What you have to do - Produce an exact copy of the lines from the line that contains "Convert this document image to plain text." to the end of the listing below.

Exercise inputs -
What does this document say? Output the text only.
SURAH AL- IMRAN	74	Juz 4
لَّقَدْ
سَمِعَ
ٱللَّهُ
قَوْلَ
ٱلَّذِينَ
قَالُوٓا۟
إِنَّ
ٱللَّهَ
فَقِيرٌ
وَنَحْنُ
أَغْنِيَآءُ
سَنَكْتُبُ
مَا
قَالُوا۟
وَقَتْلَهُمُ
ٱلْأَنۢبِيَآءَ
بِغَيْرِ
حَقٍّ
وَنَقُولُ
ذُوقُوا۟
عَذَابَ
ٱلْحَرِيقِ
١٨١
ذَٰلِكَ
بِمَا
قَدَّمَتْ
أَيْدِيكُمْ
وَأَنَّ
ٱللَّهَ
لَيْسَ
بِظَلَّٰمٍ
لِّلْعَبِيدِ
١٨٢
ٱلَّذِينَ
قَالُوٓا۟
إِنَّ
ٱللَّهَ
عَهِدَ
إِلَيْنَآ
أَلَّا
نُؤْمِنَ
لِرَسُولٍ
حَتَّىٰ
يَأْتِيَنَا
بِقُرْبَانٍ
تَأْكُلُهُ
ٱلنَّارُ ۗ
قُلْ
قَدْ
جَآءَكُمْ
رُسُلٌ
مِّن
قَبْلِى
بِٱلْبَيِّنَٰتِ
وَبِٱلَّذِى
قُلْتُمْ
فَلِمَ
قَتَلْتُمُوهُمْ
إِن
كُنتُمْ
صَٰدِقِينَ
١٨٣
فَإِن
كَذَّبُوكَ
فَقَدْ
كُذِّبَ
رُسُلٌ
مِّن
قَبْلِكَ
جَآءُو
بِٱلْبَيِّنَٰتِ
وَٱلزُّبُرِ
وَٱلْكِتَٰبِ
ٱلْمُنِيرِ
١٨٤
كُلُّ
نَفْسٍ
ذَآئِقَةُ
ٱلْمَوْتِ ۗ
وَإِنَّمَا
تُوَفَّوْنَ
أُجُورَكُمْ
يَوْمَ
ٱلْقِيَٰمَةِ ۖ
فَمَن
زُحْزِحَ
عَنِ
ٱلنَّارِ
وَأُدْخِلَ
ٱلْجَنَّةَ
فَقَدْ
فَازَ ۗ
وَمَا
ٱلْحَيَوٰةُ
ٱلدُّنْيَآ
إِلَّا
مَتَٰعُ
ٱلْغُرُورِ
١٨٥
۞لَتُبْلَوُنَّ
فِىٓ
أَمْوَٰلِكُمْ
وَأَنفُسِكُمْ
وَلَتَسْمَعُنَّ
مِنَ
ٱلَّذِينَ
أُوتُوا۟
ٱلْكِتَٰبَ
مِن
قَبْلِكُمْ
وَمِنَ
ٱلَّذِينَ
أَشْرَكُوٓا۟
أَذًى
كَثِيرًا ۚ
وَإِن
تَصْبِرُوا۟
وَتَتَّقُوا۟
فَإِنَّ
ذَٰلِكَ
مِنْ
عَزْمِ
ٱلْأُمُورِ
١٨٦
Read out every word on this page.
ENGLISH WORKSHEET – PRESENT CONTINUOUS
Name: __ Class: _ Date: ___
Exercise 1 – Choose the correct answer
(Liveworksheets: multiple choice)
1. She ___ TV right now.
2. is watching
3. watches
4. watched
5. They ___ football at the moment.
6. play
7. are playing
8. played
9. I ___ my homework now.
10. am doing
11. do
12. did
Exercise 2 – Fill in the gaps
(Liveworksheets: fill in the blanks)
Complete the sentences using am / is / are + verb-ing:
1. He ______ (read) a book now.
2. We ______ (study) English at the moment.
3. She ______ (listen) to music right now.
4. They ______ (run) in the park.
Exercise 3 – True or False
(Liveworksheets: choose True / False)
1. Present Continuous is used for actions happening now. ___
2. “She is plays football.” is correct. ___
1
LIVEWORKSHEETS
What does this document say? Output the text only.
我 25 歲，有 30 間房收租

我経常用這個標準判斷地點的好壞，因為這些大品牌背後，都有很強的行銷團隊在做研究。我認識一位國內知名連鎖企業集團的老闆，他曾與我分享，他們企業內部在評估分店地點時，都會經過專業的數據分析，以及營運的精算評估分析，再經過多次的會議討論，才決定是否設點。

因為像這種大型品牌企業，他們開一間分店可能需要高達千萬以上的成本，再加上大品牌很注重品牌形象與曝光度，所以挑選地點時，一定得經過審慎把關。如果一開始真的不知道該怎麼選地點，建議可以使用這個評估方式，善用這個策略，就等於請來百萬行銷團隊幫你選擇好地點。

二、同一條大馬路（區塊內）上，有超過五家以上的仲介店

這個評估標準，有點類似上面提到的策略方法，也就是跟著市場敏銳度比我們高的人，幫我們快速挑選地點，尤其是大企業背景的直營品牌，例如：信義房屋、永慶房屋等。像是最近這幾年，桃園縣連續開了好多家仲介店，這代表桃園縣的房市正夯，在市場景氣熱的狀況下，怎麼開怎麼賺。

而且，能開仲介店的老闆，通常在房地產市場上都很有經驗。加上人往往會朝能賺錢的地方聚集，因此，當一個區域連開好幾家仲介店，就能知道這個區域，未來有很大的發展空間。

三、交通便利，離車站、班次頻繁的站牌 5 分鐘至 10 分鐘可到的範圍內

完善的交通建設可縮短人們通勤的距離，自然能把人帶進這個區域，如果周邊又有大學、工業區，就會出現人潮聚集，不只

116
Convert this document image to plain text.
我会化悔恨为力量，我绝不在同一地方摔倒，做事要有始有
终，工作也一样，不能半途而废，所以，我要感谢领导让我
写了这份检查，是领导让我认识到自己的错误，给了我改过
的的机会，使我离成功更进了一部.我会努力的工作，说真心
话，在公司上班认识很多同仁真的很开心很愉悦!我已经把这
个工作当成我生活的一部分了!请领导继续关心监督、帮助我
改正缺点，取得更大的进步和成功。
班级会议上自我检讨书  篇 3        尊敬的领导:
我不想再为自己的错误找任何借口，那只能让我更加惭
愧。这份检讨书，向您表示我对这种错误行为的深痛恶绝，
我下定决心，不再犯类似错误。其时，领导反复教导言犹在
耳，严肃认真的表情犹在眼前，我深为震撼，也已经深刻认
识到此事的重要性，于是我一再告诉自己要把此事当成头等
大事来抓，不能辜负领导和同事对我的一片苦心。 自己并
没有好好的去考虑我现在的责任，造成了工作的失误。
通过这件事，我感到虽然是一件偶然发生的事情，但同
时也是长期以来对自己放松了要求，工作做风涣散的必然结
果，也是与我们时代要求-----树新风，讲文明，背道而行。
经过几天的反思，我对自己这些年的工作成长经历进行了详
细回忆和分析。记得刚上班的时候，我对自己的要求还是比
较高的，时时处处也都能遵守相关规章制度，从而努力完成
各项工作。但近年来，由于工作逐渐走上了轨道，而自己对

Task response -
Convert this document image to plain text.
我会化悔恨为力量，我绝不在同一地方摔倒，做事要有始有
终，工作也一样，不能半途而废，所以，我要感谢领导让我
写了这份检查，是领导让我认识到自己的错误，给了我改过
的的机会，使我离成功更进了一部.我会努力的工作，说真心
话，在公司上班认识很多同仁真的很开心很愉悦!我已经把这
个工作当成我生活的一部分了!请领导继续关心监督、帮助我
改正缺点，取得更大的进步和成功。
班级会议上自我检讨书  篇 3        尊敬的领导:
我不想再为自己的错误找任何借口，那只能让我更加惭
愧。这份检讨书，向您表示我对这种错误行为的深痛恶绝，
我下定决心，不再犯类似错误。其时，领导反复教导言犹在
耳，严肃认真的表情犹在眼前，我深为震撼，也已经深刻认
识到此事的重要性，于是我一再告诉自己要把此事当成头等
大事来抓，不能辜负领导和同事对我的一片苦心。 自己并
没有好好的去考虑我现在的责任，造成了工作的失误。
通过这件事，我感到虽然是一件偶然发生的事情，但同
时也是长期以来对自己放松了要求，工作做风涣散的必然结
果，也是与我们时代要求-----树新风，讲文明，背道而行。
经过几天的反思，我对自己这些年的工作成长经历进行了详
细回忆和分析。记得刚上班的时候，我对自己的要求还是比
较高的，时时处处也都能遵守相关规章制度，从而努力完成
各项工作。但近年来，由于工作逐渐走上了轨道，而自己对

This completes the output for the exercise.